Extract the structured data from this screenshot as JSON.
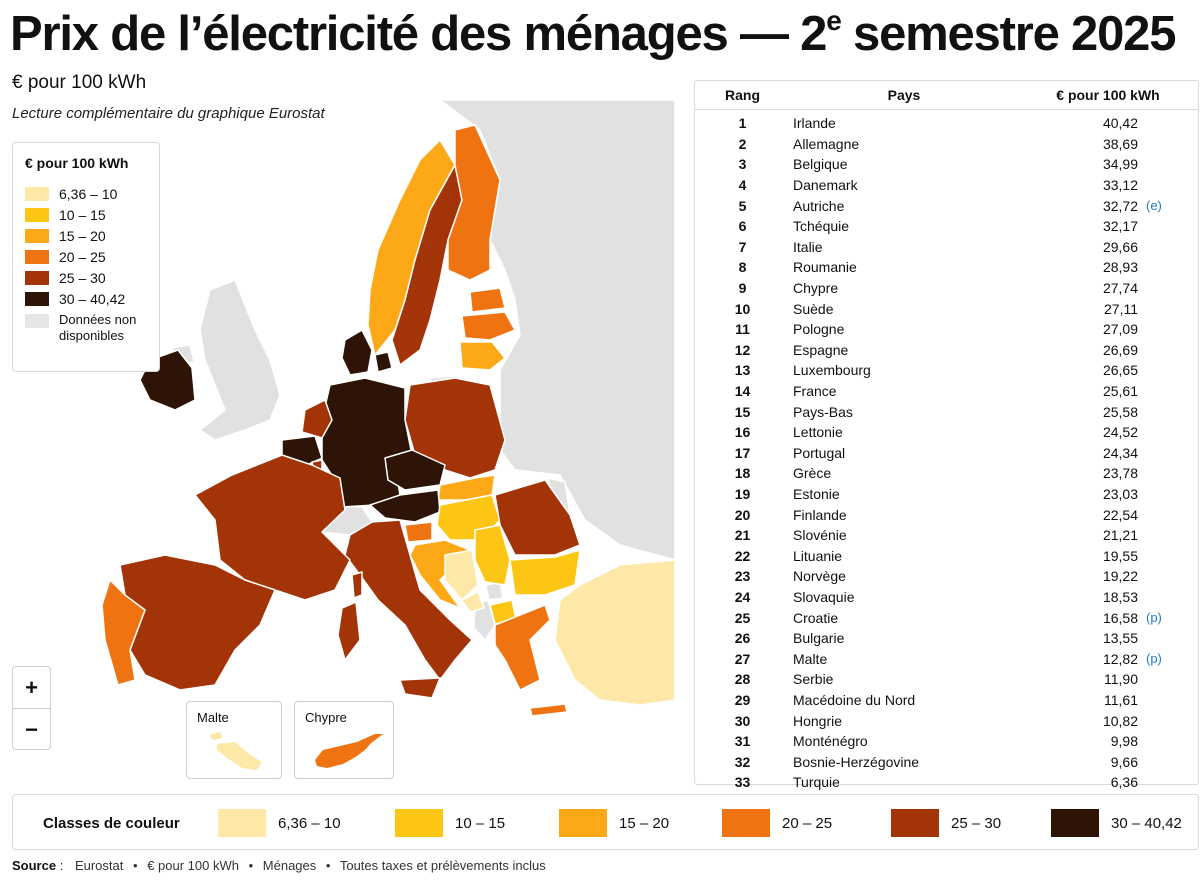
{
  "title": {
    "main": "Prix de l’électricité des ménages — 2",
    "sup": "e",
    "end": " semestre 2025"
  },
  "subtitle": "€ pour 100 kWh",
  "reading": "Lecture complémentaire du graphique Eurostat",
  "legend": {
    "title": "€ pour 100 kWh",
    "items": [
      {
        "label": "6,36 – 10",
        "color": "#fde8a8"
      },
      {
        "label": "10 – 15",
        "color": "#fdc614"
      },
      {
        "label": "15 – 20",
        "color": "#fca817"
      },
      {
        "label": "20 – 25",
        "color": "#f07311"
      },
      {
        "label": "25 – 30",
        "color": "#a33408"
      },
      {
        "label": "30 – 40,42",
        "color": "#2d1406"
      }
    ],
    "na": {
      "label": "Données non disponibles",
      "color": "#e6e6e6"
    }
  },
  "map_colors": {
    "land": "#e1e1e1",
    "sea": "#ffffff",
    "border": "#ffffff"
  },
  "zoom": {
    "in": "+",
    "out": "−"
  },
  "insets": {
    "malta": "Malte",
    "cyprus": "Chypre"
  },
  "table": {
    "headers": {
      "rank": "Rang",
      "country": "Pays",
      "value": "€ pour 100 kWh"
    },
    "rows": [
      {
        "rank": "1",
        "country": "Irlande",
        "value": "40,42",
        "flag": ""
      },
      {
        "rank": "2",
        "country": "Allemagne",
        "value": "38,69",
        "flag": ""
      },
      {
        "rank": "3",
        "country": "Belgique",
        "value": "34,99",
        "flag": ""
      },
      {
        "rank": "4",
        "country": "Danemark",
        "value": "33,12",
        "flag": ""
      },
      {
        "rank": "5",
        "country": "Autriche",
        "value": "32,72",
        "flag": "(e)"
      },
      {
        "rank": "6",
        "country": "Tchéquie",
        "value": "32,17",
        "flag": ""
      },
      {
        "rank": "7",
        "country": "Italie",
        "value": "29,66",
        "flag": ""
      },
      {
        "rank": "8",
        "country": "Roumanie",
        "value": "28,93",
        "flag": ""
      },
      {
        "rank": "9",
        "country": "Chypre",
        "value": "27,74",
        "flag": ""
      },
      {
        "rank": "10",
        "country": "Suède",
        "value": "27,11",
        "flag": ""
      },
      {
        "rank": "11",
        "country": "Pologne",
        "value": "27,09",
        "flag": ""
      },
      {
        "rank": "12",
        "country": "Espagne",
        "value": "26,69",
        "flag": ""
      },
      {
        "rank": "13",
        "country": "Luxembourg",
        "value": "26,65",
        "flag": ""
      },
      {
        "rank": "14",
        "country": "France",
        "value": "25,61",
        "flag": ""
      },
      {
        "rank": "15",
        "country": "Pays-Bas",
        "value": "25,58",
        "flag": ""
      },
      {
        "rank": "16",
        "country": "Lettonie",
        "value": "24,52",
        "flag": ""
      },
      {
        "rank": "17",
        "country": "Portugal",
        "value": "24,34",
        "flag": ""
      },
      {
        "rank": "18",
        "country": "Grèce",
        "value": "23,78",
        "flag": ""
      },
      {
        "rank": "19",
        "country": "Estonie",
        "value": "23,03",
        "flag": ""
      },
      {
        "rank": "20",
        "country": "Finlande",
        "value": "22,54",
        "flag": ""
      },
      {
        "rank": "21",
        "country": "Slovénie",
        "value": "21,21",
        "flag": ""
      },
      {
        "rank": "22",
        "country": "Lituanie",
        "value": "19,55",
        "flag": ""
      },
      {
        "rank": "23",
        "country": "Norvège",
        "value": "19,22",
        "flag": ""
      },
      {
        "rank": "24",
        "country": "Slovaquie",
        "value": "18,53",
        "flag": ""
      },
      {
        "rank": "25",
        "country": "Croatie",
        "value": "16,58",
        "flag": "(p)"
      },
      {
        "rank": "26",
        "country": "Bulgarie",
        "value": "13,55",
        "flag": ""
      },
      {
        "rank": "27",
        "country": "Malte",
        "value": "12,82",
        "flag": "(p)"
      },
      {
        "rank": "28",
        "country": "Serbie",
        "value": "11,90",
        "flag": ""
      },
      {
        "rank": "29",
        "country": "Macédoine du Nord",
        "value": "11,61",
        "flag": ""
      },
      {
        "rank": "30",
        "country": "Hongrie",
        "value": "10,82",
        "flag": ""
      },
      {
        "rank": "31",
        "country": "Monténégro",
        "value": "9,98",
        "flag": ""
      },
      {
        "rank": "32",
        "country": "Bosnie-Herzégovine",
        "value": "9,66",
        "flag": ""
      },
      {
        "rank": "33",
        "country": "Turquie",
        "value": "6,36",
        "flag": ""
      }
    ]
  },
  "class_bar": {
    "title": "Classes de couleur",
    "items": [
      {
        "label": "6,36 – 10",
        "color": "#fde8a8"
      },
      {
        "label": "10 – 15",
        "color": "#fdc614"
      },
      {
        "label": "15 – 20",
        "color": "#fca817"
      },
      {
        "label": "20 – 25",
        "color": "#f07311"
      },
      {
        "label": "25 – 30",
        "color": "#a33408"
      },
      {
        "label": "30 – 40,42",
        "color": "#2d1406"
      }
    ]
  },
  "source": {
    "label": "Source",
    "sep": ":",
    "parts": [
      "Eurostat",
      "€ pour 100 kWh",
      "Ménages",
      "Toutes taxes et prélèvements inclus"
    ]
  }
}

○ ○ ○ ○ ○ ○ ○

STATED PROBLEM - Copy every record above exactly, leaving out the pictures.

REPLY TO THE TASK -
Extract the structured data from this screenshot as JSON.
{
  "title": {
    "main": "Prix de l’électricité des ménages — 2",
    "sup": "e",
    "end": " semestre 2025"
  },
  "subtitle": "€ pour 100 kWh",
  "reading": "Lecture complémentaire du graphique Eurostat",
  "legend": {
    "title": "€ pour 100 kWh",
    "items": [
      {
        "label": "6,36 – 10",
        "color": "#fde8a8"
      },
      {
        "label": "10 – 15",
        "color": "#fdc614"
      },
      {
        "label": "15 – 20",
        "color": "#fca817"
      },
      {
        "label": "20 – 25",
        "color": "#f07311"
      },
      {
        "label": "25 – 30",
        "color": "#a33408"
      },
      {
        "label": "30 – 40,42",
        "color": "#2d1406"
      }
    ],
    "na": {
      "label": "Données non disponibles",
      "color": "#e6e6e6"
    }
  },
  "map_colors": {
    "land": "#e1e1e1",
    "sea": "#ffffff",
    "border": "#ffffff"
  },
  "zoom": {
    "in": "+",
    "out": "−"
  },
  "insets": {
    "malta": "Malte",
    "cyprus": "Chypre"
  },
  "table": {
    "headers": {
      "rank": "Rang",
      "country": "Pays",
      "value": "€ pour 100 kWh"
    },
    "rows": [
      {
        "rank": "1",
        "country": "Irlande",
        "value": "40,42",
        "flag": ""
      },
      {
        "rank": "2",
        "country": "Allemagne",
        "value": "38,69",
        "flag": ""
      },
      {
        "rank": "3",
        "country": "Belgique",
        "value": "34,99",
        "flag": ""
      },
      {
        "rank": "4",
        "country": "Danemark",
        "value": "33,12",
        "flag": ""
      },
      {
        "rank": "5",
        "country": "Autriche",
        "value": "32,72",
        "flag": "(e)"
      },
      {
        "rank": "6",
        "country": "Tchéquie",
        "value": "32,17",
        "flag": ""
      },
      {
        "rank": "7",
        "country": "Italie",
        "value": "29,66",
        "flag": ""
      },
      {
        "rank": "8",
        "country": "Roumanie",
        "value": "28,93",
        "flag": ""
      },
      {
        "rank": "9",
        "country": "Chypre",
        "value": "27,74",
        "flag": ""
      },
      {
        "rank": "10",
        "country": "Suède",
        "value": "27,11",
        "flag": ""
      },
      {
        "rank": "11",
        "country": "Pologne",
        "value": "27,09",
        "flag": ""
      },
      {
        "rank": "12",
        "country": "Espagne",
        "value": "26,69",
        "flag": ""
      },
      {
        "rank": "13",
        "country": "Luxembourg",
        "value": "26,65",
        "flag": ""
      },
      {
        "rank": "14",
        "country": "France",
        "value": "25,61",
        "flag": ""
      },
      {
        "rank": "15",
        "country": "Pays-Bas",
        "value": "25,58",
        "flag": ""
      },
      {
        "rank": "16",
        "country": "Lettonie",
        "value": "24,52",
        "flag": ""
      },
      {
        "rank": "17",
        "country": "Portugal",
        "value": "24,34",
        "flag": ""
      },
      {
        "rank": "18",
        "country": "Grèce",
        "value": "23,78",
        "flag": ""
      },
      {
        "rank": "19",
        "country": "Estonie",
        "value": "23,03",
        "flag": ""
      },
      {
        "rank": "20",
        "country": "Finlande",
        "value": "22,54",
        "flag": ""
      },
      {
        "rank": "21",
        "country": "Slovénie",
        "value": "21,21",
        "flag": ""
      },
      {
        "rank": "22",
        "country": "Lituanie",
        "value": "19,55",
        "flag": ""
      },
      {
        "rank": "23",
        "country": "Norvège",
        "value": "19,22",
        "flag": ""
      },
      {
        "rank": "24",
        "country": "Slovaquie",
        "value": "18,53",
        "flag": ""
      },
      {
        "rank": "25",
        "country": "Croatie",
        "value": "16,58",
        "flag": "(p)"
      },
      {
        "rank": "26",
        "country": "Bulgarie",
        "value": "13,55",
        "flag": ""
      },
      {
        "rank": "27",
        "country": "Malte",
        "value": "12,82",
        "flag": "(p)"
      },
      {
        "rank": "28",
        "country": "Serbie",
        "value": "11,90",
        "flag": ""
      },
      {
        "rank": "29",
        "country": "Macédoine du Nord",
        "value": "11,61",
        "flag": ""
      },
      {
        "rank": "30",
        "country": "Hongrie",
        "value": "10,82",
        "flag": ""
      },
      {
        "rank": "31",
        "country": "Monténégro",
        "value": "9,98",
        "flag": ""
      },
      {
        "rank": "32",
        "country": "Bosnie-Herzégovine",
        "value": "9,66",
        "flag": ""
      },
      {
        "rank": "33",
        "country": "Turquie",
        "value": "6,36",
        "flag": ""
      }
    ]
  },
  "class_bar": {
    "title": "Classes de couleur",
    "items": [
      {
        "label": "6,36 – 10",
        "color": "#fde8a8"
      },
      {
        "label": "10 – 15",
        "color": "#fdc614"
      },
      {
        "label": "15 – 20",
        "color": "#fca817"
      },
      {
        "label": "20 – 25",
        "color": "#f07311"
      },
      {
        "label": "25 – 30",
        "color": "#a33408"
      },
      {
        "label": "30 – 40,42",
        "color": "#2d1406"
      }
    ]
  },
  "source": {
    "label": "Source",
    "sep": ":",
    "parts": [
      "Eurostat",
      "€ pour 100 kWh",
      "Ménages",
      "Toutes taxes et prélèvements inclus"
    ]
  }
}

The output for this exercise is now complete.